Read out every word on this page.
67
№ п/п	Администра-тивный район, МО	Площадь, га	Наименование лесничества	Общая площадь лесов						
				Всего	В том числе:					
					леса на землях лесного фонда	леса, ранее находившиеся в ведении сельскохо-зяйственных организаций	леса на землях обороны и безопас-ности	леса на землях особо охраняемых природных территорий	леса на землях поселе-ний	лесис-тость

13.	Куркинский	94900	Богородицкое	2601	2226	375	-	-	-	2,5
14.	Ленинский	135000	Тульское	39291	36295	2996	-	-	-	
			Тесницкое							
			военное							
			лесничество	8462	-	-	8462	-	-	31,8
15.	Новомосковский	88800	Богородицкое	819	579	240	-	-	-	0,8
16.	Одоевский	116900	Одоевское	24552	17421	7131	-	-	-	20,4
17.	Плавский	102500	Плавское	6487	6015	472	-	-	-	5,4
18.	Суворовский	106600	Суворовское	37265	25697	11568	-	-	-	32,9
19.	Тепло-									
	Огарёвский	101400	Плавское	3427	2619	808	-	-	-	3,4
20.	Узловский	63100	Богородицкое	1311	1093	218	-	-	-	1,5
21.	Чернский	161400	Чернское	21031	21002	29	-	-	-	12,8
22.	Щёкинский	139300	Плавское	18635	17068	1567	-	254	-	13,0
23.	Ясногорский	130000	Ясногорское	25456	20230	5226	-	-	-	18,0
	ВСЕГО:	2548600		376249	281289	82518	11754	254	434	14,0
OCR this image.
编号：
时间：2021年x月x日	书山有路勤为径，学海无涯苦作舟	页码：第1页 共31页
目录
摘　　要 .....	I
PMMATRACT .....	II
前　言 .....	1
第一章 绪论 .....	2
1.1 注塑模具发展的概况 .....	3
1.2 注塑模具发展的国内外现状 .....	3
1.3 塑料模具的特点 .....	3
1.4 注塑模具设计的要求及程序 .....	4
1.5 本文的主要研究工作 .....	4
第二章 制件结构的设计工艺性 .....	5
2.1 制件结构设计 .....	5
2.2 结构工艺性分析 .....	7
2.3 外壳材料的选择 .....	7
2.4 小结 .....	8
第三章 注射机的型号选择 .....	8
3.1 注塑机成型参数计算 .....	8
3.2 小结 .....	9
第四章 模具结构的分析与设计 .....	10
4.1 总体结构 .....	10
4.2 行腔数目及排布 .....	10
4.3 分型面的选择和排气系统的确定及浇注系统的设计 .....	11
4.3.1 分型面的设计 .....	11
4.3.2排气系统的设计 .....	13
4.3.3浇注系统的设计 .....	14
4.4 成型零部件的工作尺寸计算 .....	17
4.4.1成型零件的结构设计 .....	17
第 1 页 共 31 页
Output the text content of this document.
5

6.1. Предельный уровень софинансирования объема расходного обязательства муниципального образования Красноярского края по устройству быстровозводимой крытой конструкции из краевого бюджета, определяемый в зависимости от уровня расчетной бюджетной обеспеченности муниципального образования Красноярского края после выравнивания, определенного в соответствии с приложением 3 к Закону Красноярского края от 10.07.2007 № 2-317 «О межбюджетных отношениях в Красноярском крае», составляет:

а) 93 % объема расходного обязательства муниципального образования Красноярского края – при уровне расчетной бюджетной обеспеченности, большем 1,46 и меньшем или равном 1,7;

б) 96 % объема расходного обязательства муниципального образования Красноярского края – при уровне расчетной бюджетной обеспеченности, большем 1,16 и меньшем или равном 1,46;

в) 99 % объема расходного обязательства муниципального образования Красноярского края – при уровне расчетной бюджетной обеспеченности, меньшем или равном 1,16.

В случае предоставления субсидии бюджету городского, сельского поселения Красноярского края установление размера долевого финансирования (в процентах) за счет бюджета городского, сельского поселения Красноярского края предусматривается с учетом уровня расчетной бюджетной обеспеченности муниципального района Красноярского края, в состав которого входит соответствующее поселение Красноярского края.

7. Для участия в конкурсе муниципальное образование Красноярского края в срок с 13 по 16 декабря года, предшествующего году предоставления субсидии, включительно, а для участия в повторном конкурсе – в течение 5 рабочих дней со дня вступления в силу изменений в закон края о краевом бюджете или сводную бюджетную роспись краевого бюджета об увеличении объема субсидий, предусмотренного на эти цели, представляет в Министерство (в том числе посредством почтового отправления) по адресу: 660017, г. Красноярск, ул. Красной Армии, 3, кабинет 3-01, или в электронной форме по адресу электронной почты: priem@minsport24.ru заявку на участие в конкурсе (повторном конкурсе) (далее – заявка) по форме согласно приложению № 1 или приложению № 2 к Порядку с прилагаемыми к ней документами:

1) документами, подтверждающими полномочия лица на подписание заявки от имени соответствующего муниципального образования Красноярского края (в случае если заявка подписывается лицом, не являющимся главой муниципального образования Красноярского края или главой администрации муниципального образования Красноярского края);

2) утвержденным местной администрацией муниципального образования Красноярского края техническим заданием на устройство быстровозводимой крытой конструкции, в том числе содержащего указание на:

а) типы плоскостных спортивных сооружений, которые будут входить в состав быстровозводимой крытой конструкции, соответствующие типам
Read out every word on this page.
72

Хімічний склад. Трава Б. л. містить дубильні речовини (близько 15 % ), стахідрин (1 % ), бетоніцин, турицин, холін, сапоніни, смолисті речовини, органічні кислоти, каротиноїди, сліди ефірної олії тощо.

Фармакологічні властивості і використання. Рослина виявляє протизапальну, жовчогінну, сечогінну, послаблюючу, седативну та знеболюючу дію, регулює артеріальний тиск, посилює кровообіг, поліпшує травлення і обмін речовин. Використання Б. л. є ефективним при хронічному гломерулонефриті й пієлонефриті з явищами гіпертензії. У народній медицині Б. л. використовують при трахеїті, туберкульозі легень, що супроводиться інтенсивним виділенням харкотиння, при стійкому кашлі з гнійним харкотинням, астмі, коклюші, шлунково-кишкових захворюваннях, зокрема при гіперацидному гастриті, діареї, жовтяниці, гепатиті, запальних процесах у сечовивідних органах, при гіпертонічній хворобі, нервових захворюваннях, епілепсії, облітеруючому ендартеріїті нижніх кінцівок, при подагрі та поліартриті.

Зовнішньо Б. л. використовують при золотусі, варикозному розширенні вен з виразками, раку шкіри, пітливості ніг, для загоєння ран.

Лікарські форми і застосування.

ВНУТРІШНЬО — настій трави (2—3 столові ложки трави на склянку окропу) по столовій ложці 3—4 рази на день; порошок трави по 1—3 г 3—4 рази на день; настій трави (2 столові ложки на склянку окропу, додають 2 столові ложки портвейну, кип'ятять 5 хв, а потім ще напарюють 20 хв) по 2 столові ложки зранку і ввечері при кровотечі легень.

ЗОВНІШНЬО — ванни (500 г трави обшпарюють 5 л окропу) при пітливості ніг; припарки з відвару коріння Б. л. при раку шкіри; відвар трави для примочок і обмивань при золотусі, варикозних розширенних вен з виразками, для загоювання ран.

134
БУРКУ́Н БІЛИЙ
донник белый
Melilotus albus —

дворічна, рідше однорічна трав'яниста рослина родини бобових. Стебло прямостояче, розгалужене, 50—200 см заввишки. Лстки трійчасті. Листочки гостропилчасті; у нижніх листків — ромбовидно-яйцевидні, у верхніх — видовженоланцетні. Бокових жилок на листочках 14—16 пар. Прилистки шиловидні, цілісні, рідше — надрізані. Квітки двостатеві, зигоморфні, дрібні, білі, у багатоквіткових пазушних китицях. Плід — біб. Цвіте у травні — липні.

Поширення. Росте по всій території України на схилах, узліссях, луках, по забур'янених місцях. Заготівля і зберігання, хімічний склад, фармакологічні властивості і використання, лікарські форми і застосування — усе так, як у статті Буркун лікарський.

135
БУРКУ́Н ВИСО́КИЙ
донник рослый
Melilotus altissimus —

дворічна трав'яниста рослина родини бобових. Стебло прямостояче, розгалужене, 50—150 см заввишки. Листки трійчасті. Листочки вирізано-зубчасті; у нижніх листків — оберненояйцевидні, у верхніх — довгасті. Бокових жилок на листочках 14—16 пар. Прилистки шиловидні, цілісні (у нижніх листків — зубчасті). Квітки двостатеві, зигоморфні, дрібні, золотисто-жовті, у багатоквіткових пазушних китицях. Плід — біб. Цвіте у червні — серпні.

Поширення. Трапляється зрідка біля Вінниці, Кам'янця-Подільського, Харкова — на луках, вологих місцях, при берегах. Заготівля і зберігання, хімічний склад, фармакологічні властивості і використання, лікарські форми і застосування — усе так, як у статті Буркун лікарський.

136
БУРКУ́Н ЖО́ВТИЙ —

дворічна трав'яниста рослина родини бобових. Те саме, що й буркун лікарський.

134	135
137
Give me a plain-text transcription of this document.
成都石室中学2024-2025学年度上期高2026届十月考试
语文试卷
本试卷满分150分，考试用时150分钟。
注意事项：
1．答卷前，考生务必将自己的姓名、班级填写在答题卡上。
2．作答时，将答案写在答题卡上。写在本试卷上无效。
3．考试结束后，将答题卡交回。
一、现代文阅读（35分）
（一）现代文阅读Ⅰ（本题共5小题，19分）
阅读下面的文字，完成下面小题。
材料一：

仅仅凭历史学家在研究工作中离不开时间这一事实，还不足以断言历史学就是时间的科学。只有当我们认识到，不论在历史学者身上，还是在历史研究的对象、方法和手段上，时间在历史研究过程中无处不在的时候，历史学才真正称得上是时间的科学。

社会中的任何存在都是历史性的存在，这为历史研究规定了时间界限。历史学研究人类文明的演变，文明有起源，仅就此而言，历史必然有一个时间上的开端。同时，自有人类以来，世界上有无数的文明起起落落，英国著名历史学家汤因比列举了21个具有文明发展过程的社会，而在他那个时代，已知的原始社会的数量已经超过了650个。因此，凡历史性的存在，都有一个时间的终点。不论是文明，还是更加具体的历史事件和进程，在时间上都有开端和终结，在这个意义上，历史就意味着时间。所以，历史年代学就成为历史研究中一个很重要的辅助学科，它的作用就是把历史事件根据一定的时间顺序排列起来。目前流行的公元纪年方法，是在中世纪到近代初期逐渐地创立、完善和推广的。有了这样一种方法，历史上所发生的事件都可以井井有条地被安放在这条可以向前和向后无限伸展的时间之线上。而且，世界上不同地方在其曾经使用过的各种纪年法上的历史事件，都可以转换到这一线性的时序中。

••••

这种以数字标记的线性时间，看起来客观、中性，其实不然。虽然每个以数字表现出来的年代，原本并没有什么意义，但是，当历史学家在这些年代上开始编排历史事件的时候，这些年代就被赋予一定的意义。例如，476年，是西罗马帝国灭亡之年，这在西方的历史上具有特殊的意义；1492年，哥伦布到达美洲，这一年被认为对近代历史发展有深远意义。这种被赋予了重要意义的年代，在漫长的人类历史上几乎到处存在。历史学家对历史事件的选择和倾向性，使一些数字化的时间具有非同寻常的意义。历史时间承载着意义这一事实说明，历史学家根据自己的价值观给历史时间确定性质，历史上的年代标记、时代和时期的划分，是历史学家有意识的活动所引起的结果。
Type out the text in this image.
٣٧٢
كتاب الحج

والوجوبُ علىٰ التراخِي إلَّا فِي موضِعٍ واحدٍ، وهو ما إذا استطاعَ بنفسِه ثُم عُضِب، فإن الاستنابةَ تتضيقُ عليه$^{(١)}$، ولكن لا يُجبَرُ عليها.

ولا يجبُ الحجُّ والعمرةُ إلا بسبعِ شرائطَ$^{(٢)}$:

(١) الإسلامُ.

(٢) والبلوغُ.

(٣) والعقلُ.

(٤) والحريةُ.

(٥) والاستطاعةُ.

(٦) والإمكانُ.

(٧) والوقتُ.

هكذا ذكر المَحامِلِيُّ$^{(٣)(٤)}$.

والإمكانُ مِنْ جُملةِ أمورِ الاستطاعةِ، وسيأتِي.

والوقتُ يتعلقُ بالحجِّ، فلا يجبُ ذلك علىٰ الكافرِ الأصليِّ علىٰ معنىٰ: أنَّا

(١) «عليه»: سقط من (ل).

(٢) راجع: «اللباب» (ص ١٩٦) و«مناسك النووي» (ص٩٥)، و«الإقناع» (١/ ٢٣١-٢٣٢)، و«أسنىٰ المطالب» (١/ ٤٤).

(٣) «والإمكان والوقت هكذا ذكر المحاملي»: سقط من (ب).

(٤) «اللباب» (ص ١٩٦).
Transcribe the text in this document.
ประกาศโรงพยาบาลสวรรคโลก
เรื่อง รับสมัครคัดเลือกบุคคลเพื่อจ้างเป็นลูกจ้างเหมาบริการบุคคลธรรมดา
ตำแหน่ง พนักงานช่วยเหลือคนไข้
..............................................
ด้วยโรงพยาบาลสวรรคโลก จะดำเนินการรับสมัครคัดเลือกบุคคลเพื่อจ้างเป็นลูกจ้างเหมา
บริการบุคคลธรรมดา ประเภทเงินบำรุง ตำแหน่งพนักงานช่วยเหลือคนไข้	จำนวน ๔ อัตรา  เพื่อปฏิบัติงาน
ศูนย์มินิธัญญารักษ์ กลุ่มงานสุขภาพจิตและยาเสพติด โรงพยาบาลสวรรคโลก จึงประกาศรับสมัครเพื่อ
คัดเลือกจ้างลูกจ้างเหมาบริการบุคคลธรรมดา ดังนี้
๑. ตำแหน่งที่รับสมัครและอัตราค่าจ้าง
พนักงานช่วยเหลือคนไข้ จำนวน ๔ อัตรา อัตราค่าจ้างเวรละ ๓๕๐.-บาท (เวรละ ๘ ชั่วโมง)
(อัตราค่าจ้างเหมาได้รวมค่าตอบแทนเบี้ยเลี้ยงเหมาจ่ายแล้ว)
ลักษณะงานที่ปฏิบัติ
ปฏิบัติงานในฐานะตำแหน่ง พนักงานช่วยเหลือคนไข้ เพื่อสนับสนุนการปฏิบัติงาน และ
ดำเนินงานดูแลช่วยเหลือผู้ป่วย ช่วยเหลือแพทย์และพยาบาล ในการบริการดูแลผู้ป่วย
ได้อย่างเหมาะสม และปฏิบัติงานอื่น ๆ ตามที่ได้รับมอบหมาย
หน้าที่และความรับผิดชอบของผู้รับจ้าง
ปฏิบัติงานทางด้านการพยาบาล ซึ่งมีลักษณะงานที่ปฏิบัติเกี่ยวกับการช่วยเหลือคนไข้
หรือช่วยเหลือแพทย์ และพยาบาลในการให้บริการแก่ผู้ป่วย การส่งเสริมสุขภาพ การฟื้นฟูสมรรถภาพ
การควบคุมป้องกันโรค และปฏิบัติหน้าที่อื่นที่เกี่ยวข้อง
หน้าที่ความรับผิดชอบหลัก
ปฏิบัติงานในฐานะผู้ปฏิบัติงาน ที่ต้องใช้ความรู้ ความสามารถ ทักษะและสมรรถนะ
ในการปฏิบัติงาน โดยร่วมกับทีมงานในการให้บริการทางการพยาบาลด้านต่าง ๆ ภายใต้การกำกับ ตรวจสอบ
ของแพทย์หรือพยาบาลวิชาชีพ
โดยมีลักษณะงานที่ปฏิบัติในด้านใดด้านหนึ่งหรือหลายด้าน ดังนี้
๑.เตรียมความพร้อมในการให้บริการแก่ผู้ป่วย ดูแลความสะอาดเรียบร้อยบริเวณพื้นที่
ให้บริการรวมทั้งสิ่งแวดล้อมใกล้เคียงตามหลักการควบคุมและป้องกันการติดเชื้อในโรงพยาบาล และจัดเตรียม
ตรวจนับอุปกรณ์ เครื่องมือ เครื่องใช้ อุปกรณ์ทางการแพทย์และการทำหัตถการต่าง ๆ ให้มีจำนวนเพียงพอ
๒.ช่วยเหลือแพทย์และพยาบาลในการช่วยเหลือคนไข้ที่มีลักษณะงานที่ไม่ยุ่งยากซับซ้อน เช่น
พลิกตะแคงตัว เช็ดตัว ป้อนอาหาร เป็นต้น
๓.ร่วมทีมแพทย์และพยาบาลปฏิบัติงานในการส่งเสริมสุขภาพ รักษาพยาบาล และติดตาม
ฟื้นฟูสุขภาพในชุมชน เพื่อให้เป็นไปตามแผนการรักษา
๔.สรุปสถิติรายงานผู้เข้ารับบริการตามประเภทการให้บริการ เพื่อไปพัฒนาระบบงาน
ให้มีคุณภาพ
- - -
*Directive*: Count every line of the records that holds the string "Поширення". Write only the total.

*Result below*: 2